### Instrução:
Escreva a continuação do texto sobre o método de mise en scène de Joseph Losey, começando logo após a última frase apresentada.

### Trecho:
((

ENTREVISTA COM A MORTE, Joseph Losey, 1959
por Jean Douchet
Uma arte de laboratório
Losey é acima de tudo um pesquisador, sua mise en scène um método. Seu objetivo declarado: o conhecimento. Seu único instrumento: a inteligência, ou melhor, a lucidez. Sua abordagem toma como modelo a do cientista. A mesma atitude fundamental diante dos fenômenos observados, o mesmo procedimento: descobrir a realidade vivida na sua totalidade, registrá-la como um objeto, fazer deste objeto o campo de sua investigação; resumidamente, colocar a realidade vivida em condição de experiência. Losey restitui à câmera sua função original de instrumento científico. Nisto reside a novidade do seu aporte.
Isto quer dizer que outros cineastas não são incitados pela mesma ambição? A concepção apriorística da realidade - a realidade decantada e ideal de um Fritz Lang, que cria um universo abstrato no qual se afrontam paixões reduzidas às suas linhas de força; de um Mizoguchi, assombrado pela oscilação perpétua entre o mundo exterior e um mundo íntimo; de um Raoul Walsh, que glorifica a aventura - prova que esses cineastas não possuem os mesmos interesses de Losey, mesmo se suas mise en scène se assemelham e sejam freqüentemente superiores à dele. Mas e quanto a Nicholas Ray e Rossellini? Eles também consideram a realidade vivida como um bloco a se respeitar a priori. O conhecimento, para eles, consiste então na súbita penetração intuitiva de uma realidade que será posta em evidência. O processo é idêntico para ambos: ir do exterior para o interior, através da sensibilidade.
Isso significa que, a despeito do ponto de partida em comum, seus processos são radicalmente opostos ao de Losey, ele que sempre parte do interior para o exterior. A um conhecimento instintivo que é puramente artístico, no sentido tradicional da palavra, Losey prefere um conhecimento lógico em que a intuição e a dedução estão subordinadas à inteligência. Esse tipo de atitude levanta o problema da estética cinematográfica moderna, que ultrapassa de muito longe os propósitos deste artigo. “Este era um dos princípios de Brecht, e o único com o qual eu estou completamente de acordo”, Losey nos contou[1], “de que no momento em que a emoção interrompe a linha de pensamento do público, o diretor falhou”.

))

### Dados fornecidos:
((

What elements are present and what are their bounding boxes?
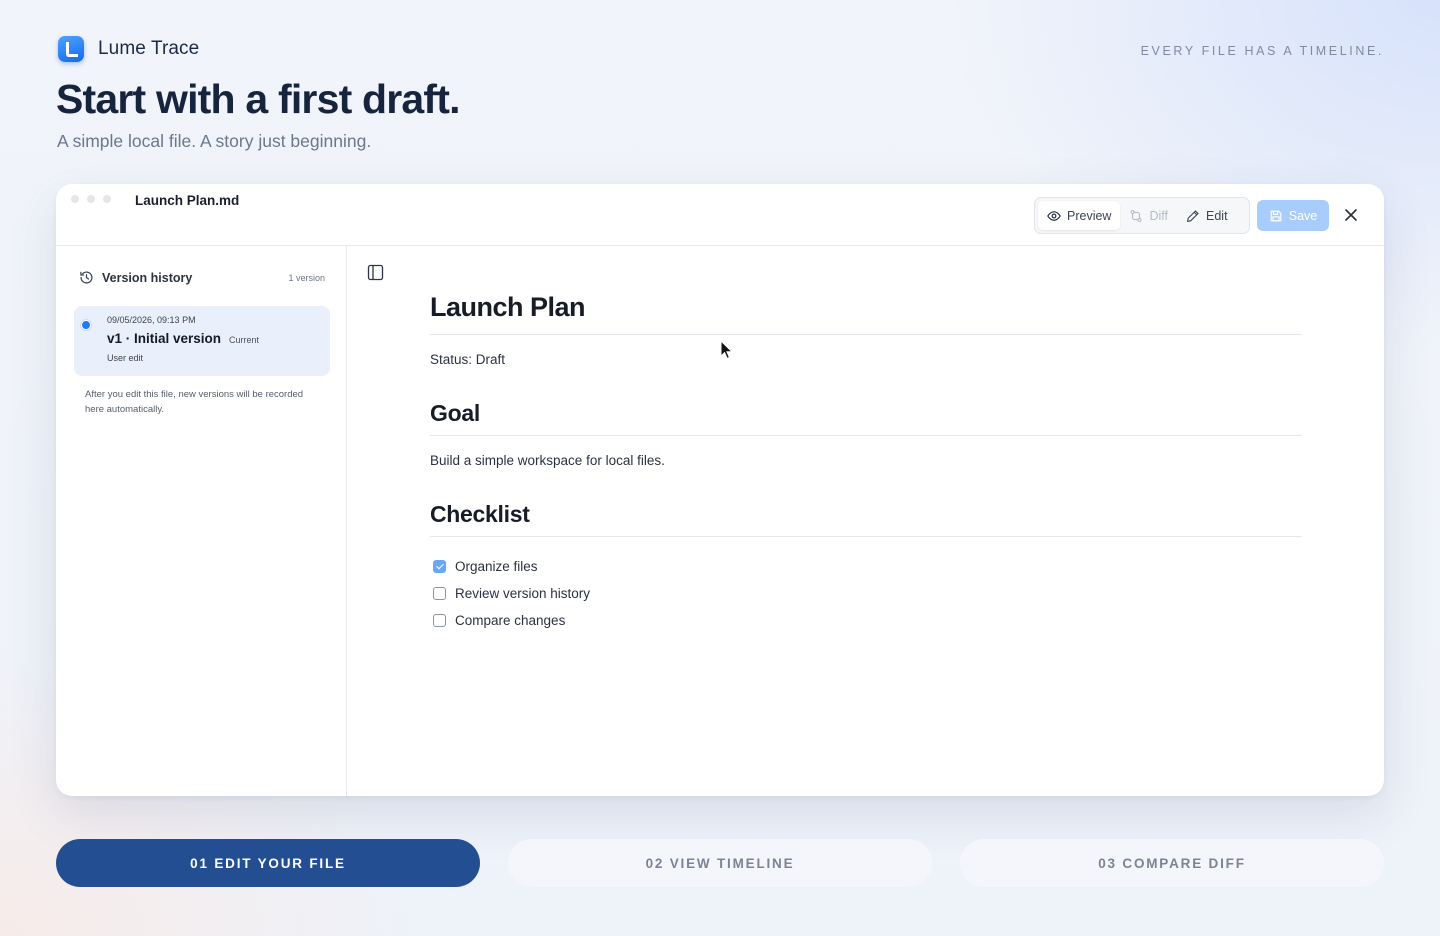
window-minimize-dot[interactable] [87,195,95,203]
save-label: Save [1288,208,1318,223]
close-icon[interactable] [1342,206,1360,224]
edit-button[interactable]: Edit [1177,201,1237,230]
doc-title: Launch Plan [430,292,1302,335]
markdown-document: Launch Plan Status: Draft Goal Build a s… [430,292,1302,634]
goal-heading: Goal [430,400,1302,436]
version-source: User edit [107,353,144,363]
checklist-label: Organize files [455,559,538,574]
brand: Lume Trace [58,36,199,62]
window-close-dot[interactable] [71,195,79,203]
document-preview: Launch Plan Status: Draft Goal Build a s… [348,246,1384,796]
goal-text: Build a simple workspace for local files… [430,453,665,468]
version-history-note: After you edit this file, new versions w… [85,389,304,415]
version-date: 09/05/2026, 09:13 PM [107,315,196,325]
preview-button[interactable]: Preview [1038,201,1121,230]
checkbox-unchecked[interactable] [433,614,446,627]
checklist-item: Organize files [430,553,1302,580]
checklist-heading: Checklist [430,501,1302,537]
save-icon [1270,210,1282,221]
checklist-label: Review version history [455,586,591,601]
window-titlebar: Launch Plan.md Preview Diff Edit Save [56,184,1384,246]
step-edit-file[interactable]: 01 EDIT YOUR FILE [56,839,480,887]
edit-label: Edit [1206,208,1228,223]
checkbox-unchecked[interactable] [433,587,446,600]
app-logo-icon [58,36,84,62]
step-view-timeline[interactable]: 02 VIEW TIMELINE [508,839,932,887]
version-history-title: Version history [102,270,193,285]
hero-title: Start with a first draft. [56,76,461,122]
doc-status: Status: Draft [430,352,506,367]
checklist-label: Compare changes [455,613,566,628]
checklist-item: Review version history [430,580,1302,607]
checkbox-checked[interactable] [433,560,446,573]
version-item[interactable]: 09/05/2026, 09:13 PM v1 · Initial versio… [74,306,330,376]
tagline: EVERY FILE HAS A TIMELINE. [1140,44,1384,58]
hero-subtitle: A simple local file. A story just beginn… [57,131,372,151]
save-button[interactable]: Save [1257,200,1329,231]
diff-icon [1130,209,1143,222]
onboarding-steps: 01 EDIT YOUR FILE 02 VIEW TIMELINE 03 CO… [56,839,1384,887]
preview-label: Preview [1067,208,1112,223]
version-title: v1 · Initial version [107,331,222,346]
file-name: Launch Plan.md [135,193,240,208]
window-zoom-dot[interactable] [103,195,111,203]
version-count: 1 version [288,273,325,283]
version-title-row: v1 · Initial version Current [107,331,259,346]
history-icon [80,271,93,284]
current-version-dot [81,320,91,330]
version-history-sidebar: Version history 1 version 09/05/2026, 09… [56,246,347,796]
sidebar-toggle-icon[interactable] [367,264,384,281]
step-compare-diff[interactable]: 03 COMPARE DIFF [960,839,1384,887]
window-controls [71,195,111,203]
diff-button[interactable]: Diff [1120,201,1177,230]
diff-label: Diff [1149,208,1168,223]
current-badge: Current [229,335,260,345]
view-mode-toolbar: Preview Diff Edit [1034,197,1250,234]
cursor-icon [720,340,734,360]
version-history-header: Version history [79,270,192,285]
eye-icon [1047,210,1061,221]
editor-window: Launch Plan.md Preview Diff Edit Save Ve… [56,184,1384,796]
brand-name: Lume Trace [98,38,200,59]
checklist: Organize files Review version history Co… [430,553,1302,634]
checklist-item: Compare changes [430,607,1302,634]
pencil-icon [1186,209,1199,222]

))

### Resposta:
Se uma palavra pode caracterizar a mise en scène de Losey, creio que esta deva ser ‘ruptura’. Não é totalmente exato dizer que o cineasta parte do interior para o exterior. Ele se prende às aparências, examina as relações objetivas e não se permite interpretá-las. Uma outra atitude seria anti-científica e, portanto, para ele, anti-artística. Porque para ele o exterior é o reflexo de fenômenos internos, o ato de projeção de um conflito íntimo. Os gestos remetem às suas motivações e a nada mais. Os efeitos traem tão-somente as suas causas e a razão dessas causas: o ser na sua nudez. Losey é o primeiro cineasta que tomou como seu único material de investigação, sem qualquer referência moral, metafísica ou religiosa, a verdade do ser humano. (O argumento estético que Jan, o jovem pintor holandês, expõe em Entrevista com a Morte é, neste ponto, muito claro).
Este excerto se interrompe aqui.